▸ **What needs to be done**
Reproduce verbatim the lines between the line holding "marker (664, 41, 672, 49)" and the line holding "x-tick-label: 1 (368, 324, 372, 331)", inclusive.

▸ **Dataset rows**

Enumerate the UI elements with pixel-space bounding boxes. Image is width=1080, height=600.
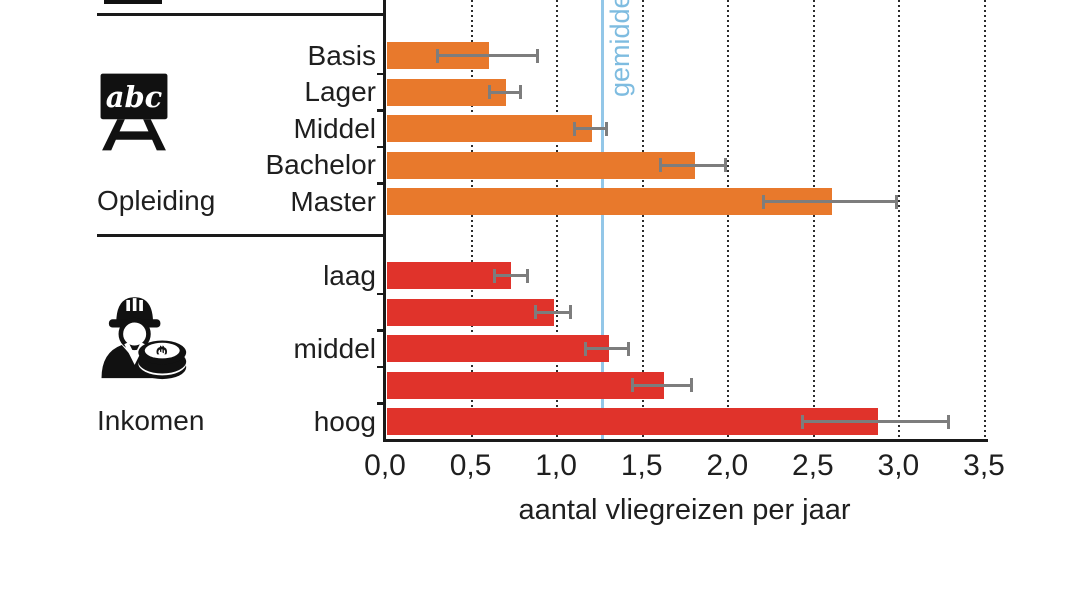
error-bar-cap-high xyxy=(895,194,899,209)
gridline xyxy=(470,0,473,441)
category-label-Basis: Basis xyxy=(307,39,376,71)
x-tick-label-2,0: 2,0 xyxy=(706,449,749,482)
error-bar xyxy=(761,200,899,204)
category-label-laag: laag xyxy=(323,259,376,291)
error-bar-cap-low xyxy=(436,48,440,63)
y-axis-tick xyxy=(377,365,385,369)
bar-Master xyxy=(386,188,832,216)
bar-Bachelor xyxy=(386,151,695,179)
error-bar-cap-high xyxy=(690,378,694,393)
x-tick-label-0,5: 0,5 xyxy=(449,449,492,482)
x-axis-title: aantal vliegreizen per jaar xyxy=(518,494,851,526)
error-bar xyxy=(487,90,522,94)
average-reference-label: gemiddelde xyxy=(605,0,635,97)
y-axis-tick xyxy=(377,72,385,75)
gridline xyxy=(898,0,901,441)
gridline xyxy=(641,0,644,441)
bar-Lager xyxy=(386,78,507,106)
y-axis-tick xyxy=(377,292,385,295)
error-bar xyxy=(492,274,529,277)
x-tick-label-1,5: 1,5 xyxy=(620,449,663,482)
x-tick-label-3,5: 3,5 xyxy=(963,449,1005,482)
y-axis-tick xyxy=(377,402,385,405)
error-bar xyxy=(573,127,608,131)
x-axis-line xyxy=(383,439,988,442)
x-tick-label-0,0: 0,0 xyxy=(364,449,406,482)
error-bar-cap-low xyxy=(533,305,537,320)
svg-text:€: € xyxy=(153,345,169,356)
error-bar-cap-low xyxy=(800,414,804,429)
error-bar xyxy=(631,383,693,387)
worker-coins-icon: € xyxy=(96,286,188,382)
x-tick-label-1,0: 1,0 xyxy=(535,449,577,482)
error-bar xyxy=(583,347,630,351)
x-tick-label-3,0: 3,0 xyxy=(877,449,920,482)
error-bar-cap-high xyxy=(518,85,522,100)
y-axis-tick xyxy=(377,329,385,332)
category-label-Middel: Middel xyxy=(293,112,376,144)
error-bar-cap-high xyxy=(525,268,529,283)
category-label-middel: middel xyxy=(293,332,376,364)
bar-hoog xyxy=(386,408,878,436)
y-axis-tick xyxy=(377,145,385,149)
gridline xyxy=(556,0,559,441)
bar-Middel xyxy=(386,115,592,143)
error-bar-cap-high xyxy=(946,414,950,429)
bar-inkomen-2 xyxy=(386,298,555,326)
error-bar-cap-low xyxy=(573,121,577,136)
error-bar-cap-low xyxy=(492,268,496,283)
error-bar xyxy=(436,54,539,57)
y-axis-tick xyxy=(377,109,385,112)
average-reference-line xyxy=(601,0,604,441)
category-label-hoog: hoog xyxy=(313,405,376,437)
group-label-opleiding: Opleiding xyxy=(97,185,216,217)
x-tick-label-2,5: 2,5 xyxy=(792,449,834,482)
bar-middel xyxy=(386,335,609,363)
error-bar-cap-low xyxy=(631,378,635,393)
category-label-Lager: Lager xyxy=(304,76,376,108)
gridline xyxy=(812,0,815,441)
error-bar-cap-low xyxy=(658,158,662,173)
gridline xyxy=(727,0,730,441)
error-bar-cap-low xyxy=(583,341,587,356)
y-axis-tick xyxy=(377,182,385,185)
error-bar xyxy=(800,420,950,424)
bar-inkomen-4 xyxy=(386,371,664,399)
cropped-previous-group-icon xyxy=(104,0,162,4)
error-bar-cap-high xyxy=(604,121,608,136)
error-bar xyxy=(658,163,728,167)
chalkboard-abc-icon: abc xyxy=(96,72,172,152)
category-label-Bachelor: Bachelor xyxy=(265,149,376,181)
error-bar-cap-low xyxy=(487,85,491,100)
error-bar-cap-high xyxy=(536,48,539,63)
group-divider-middle xyxy=(97,234,385,237)
category-label-Master: Master xyxy=(290,185,376,217)
error-bar-cap-high xyxy=(626,341,630,356)
svg-text:abc: abc xyxy=(106,80,163,114)
group-divider-top xyxy=(97,13,385,16)
gridline xyxy=(984,0,986,441)
bar-laag xyxy=(386,262,512,289)
group-label-inkomen: Inkomen xyxy=(97,405,205,437)
y-axis-line xyxy=(383,0,386,442)
error-bar-cap-high xyxy=(724,158,728,173)
error-bar xyxy=(533,310,572,314)
error-bar-cap-low xyxy=(761,194,765,209)
error-bar-cap-high xyxy=(568,305,572,320)
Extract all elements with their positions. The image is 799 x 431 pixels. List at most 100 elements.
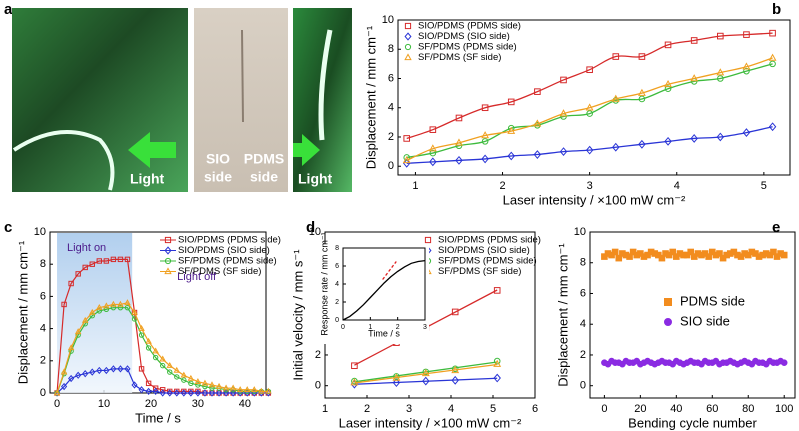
marker (664, 41, 672, 49)
marker (705, 253, 712, 260)
marker (687, 248, 695, 256)
x-tick-label: 1 (322, 403, 328, 415)
marker (690, 37, 698, 44)
marker (145, 337, 152, 344)
marker (138, 386, 145, 394)
y-axis-label: Response rate / mm cm⁻¹ (319, 232, 329, 335)
x-axis-label: Laser intensity / ×100 mW cm⁻² (503, 192, 686, 207)
marker (507, 98, 515, 106)
marker (195, 382, 201, 388)
marker (243, 386, 251, 393)
marker (61, 301, 67, 308)
plot-frame (397, 19, 791, 176)
actuator (12, 130, 115, 191)
x-axis-label: Time / s (135, 410, 181, 425)
marker (180, 389, 187, 397)
arrow (293, 134, 320, 166)
marker (493, 287, 501, 294)
marker (188, 380, 194, 387)
y-axis-label: Displacement / mm cm⁻¹ (363, 25, 378, 169)
marker (716, 132, 725, 142)
marker (209, 385, 215, 391)
marker (82, 264, 88, 271)
marker (560, 76, 567, 84)
y-tick-label: 2 (335, 299, 339, 306)
marker (124, 304, 131, 311)
y-tick-label: 6 (388, 72, 394, 84)
marker (201, 389, 209, 397)
marker (451, 365, 460, 374)
marker (96, 258, 103, 264)
marker (258, 387, 265, 394)
x-tick-label: 3 (423, 324, 427, 331)
x-tick-label: 20 (145, 398, 157, 410)
marker (770, 248, 777, 256)
plot-frame (589, 231, 796, 399)
y-tick-label: 8 (335, 245, 339, 252)
marker (75, 271, 81, 277)
legend-label: SIO/PDMS (SIO side) (418, 31, 510, 42)
marker (690, 134, 698, 143)
marker (493, 357, 501, 365)
photo-text: side (204, 169, 232, 185)
marker (145, 387, 152, 396)
photo (194, 8, 288, 192)
x-tick-label: 1 (368, 324, 372, 331)
marker (559, 109, 568, 117)
actuator (318, 29, 333, 141)
y-axis-label: Displacement / mm cm⁻¹ (15, 240, 30, 384)
marker (166, 389, 173, 397)
x-axis-label: Bending cycle number (628, 415, 757, 430)
marker (743, 67, 750, 75)
fit-curve (406, 63, 773, 159)
marker (611, 248, 619, 256)
y-tick-label: 8 (40, 258, 46, 270)
marker (159, 355, 166, 362)
series-line (56, 368, 269, 394)
marker (638, 53, 646, 60)
marker (422, 376, 430, 386)
marker (110, 300, 117, 307)
photo-text: PDMS (244, 151, 284, 167)
y-tick-label: 4 (40, 323, 46, 335)
marker (75, 371, 82, 379)
y-tick-label: 8 (388, 43, 394, 55)
panel-a: a Light SIO side PDMS side Light (4, 1, 352, 192)
marker (615, 254, 623, 262)
y-tick-label: 8 (580, 257, 586, 269)
y-tick-label: 0 (388, 160, 394, 172)
legend-marker (164, 267, 172, 275)
marker (392, 378, 401, 388)
marker (138, 332, 145, 338)
marker (110, 256, 117, 263)
legend-label: SF/PDMS (SF side) (178, 266, 261, 277)
marker (421, 369, 430, 377)
x-tick-label: 2 (499, 180, 505, 192)
x-tick-label: 3 (587, 180, 593, 192)
marker (612, 53, 620, 60)
marker (768, 53, 777, 61)
marker (265, 387, 272, 394)
marker (103, 258, 110, 264)
marker (61, 382, 68, 391)
x-tick-label: 40 (670, 403, 682, 415)
x-tick-label: 80 (742, 403, 754, 415)
marker (215, 389, 223, 397)
marker (88, 308, 96, 315)
marker (152, 385, 159, 391)
x-tick-label: 1 (412, 180, 418, 192)
legend-label: SF/PDMS (PDMS side) (178, 256, 277, 267)
marker (237, 389, 244, 397)
marker (229, 384, 237, 391)
marker (507, 151, 515, 161)
marker (145, 345, 152, 351)
legend-marker (404, 32, 412, 41)
x-tick-label: 5 (761, 180, 767, 192)
marker (152, 354, 159, 361)
marker (742, 128, 751, 138)
marker (769, 29, 776, 37)
marker (180, 371, 188, 378)
marker (481, 131, 490, 139)
marker (533, 150, 542, 159)
legend-label: SIO/PDMS (PDMS side) (438, 235, 541, 246)
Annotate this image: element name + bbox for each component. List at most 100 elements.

▸ **Task response**
marker (664, 41, 672, 49)
marker (705, 253, 712, 260)
marker (687, 248, 695, 256)
x-tick-label: 1 (322, 403, 328, 415)
marker (690, 37, 698, 44)
marker (145, 337, 152, 344)
marker (138, 386, 145, 394)
y-axis-label: Response rate / mm cm⁻¹ (319, 232, 329, 335)
x-axis-label: Laser intensity / ×100 mW cm⁻² (503, 192, 686, 207)
marker (507, 98, 515, 106)
marker (195, 382, 201, 388)
marker (243, 386, 251, 393)
marker (61, 301, 67, 308)
plot-frame (397, 19, 791, 176)
actuator (12, 130, 115, 191)
x-axis-label: Time / s (135, 410, 181, 425)
marker (180, 389, 187, 397)
arrow (293, 134, 320, 166)
marker (493, 287, 501, 294)
marker (188, 380, 194, 387)
y-axis-label: Displacement / mm cm⁻¹ (363, 25, 378, 169)
marker (716, 132, 725, 142)
marker (209, 385, 215, 391)
marker (82, 264, 88, 271)
marker (560, 76, 567, 84)
y-tick-label: 2 (335, 299, 339, 306)
marker (124, 304, 131, 311)
y-tick-label: 6 (388, 72, 394, 84)
marker (201, 389, 209, 397)
marker (451, 365, 460, 374)
marker (96, 258, 103, 264)
marker (258, 387, 265, 394)
x-tick-label: 3 (423, 324, 427, 331)
x-tick-label: 20 (145, 398, 157, 410)
marker (770, 248, 777, 256)
plot-frame (589, 231, 796, 399)
y-tick-label: 8 (335, 245, 339, 252)
marker (75, 271, 81, 277)
legend-label: SIO/PDMS (SIO side) (418, 31, 510, 42)
marker (690, 134, 698, 143)
marker (493, 357, 501, 365)
photo-text: side (204, 169, 232, 185)
marker (145, 387, 152, 396)
photo (194, 8, 288, 192)
x-tick-label: 1 (368, 324, 372, 331)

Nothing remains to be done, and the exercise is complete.